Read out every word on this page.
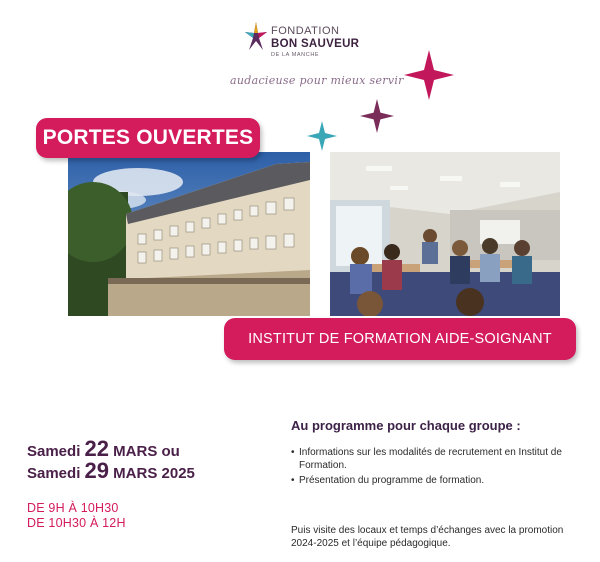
FONDATION
BON SAUVEUR
DE LA MANCHE
audacieuse pour mieux servir
PORTES OUVERTES
INSTITUT DE FORMATION AIDE-SOIGNANT
Samedi 22 MARS ou
Samedi 29 MARS 2025
DE 9H À 10H30
DE 10H30 À 12H
Au programme pour chaque groupe :
• Informations sur les modalités de recrutement en Institut de Formation.
• Présentation du programme de formation.
Puis visite des locaux et temps d’échanges avec la promotion 2024-2025 et l’équipe pédagogique.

____

• WRITTEN REQUEST
Write out the listing above again, exactly, but with no pictures in the copy.

• CORRECT RESULT
Read out every word on this page.
FONDATION
BON SAUVEUR
DE LA MANCHE
audacieuse pour mieux servir
PORTES OUVERTES
INSTITUT DE FORMATION AIDE-SOIGNANT
Samedi 22 MARS ou
Samedi 29 MARS 2025
DE 9H À 10H30
DE 10H30 À 12H
Au programme pour chaque groupe :
• Informations sur les modalités de recrutement en Institut de Formation.
• Présentation du programme de formation.
Puis visite des locaux et temps d’échanges avec la promotion 2024-2025 et l’équipe pédagogique.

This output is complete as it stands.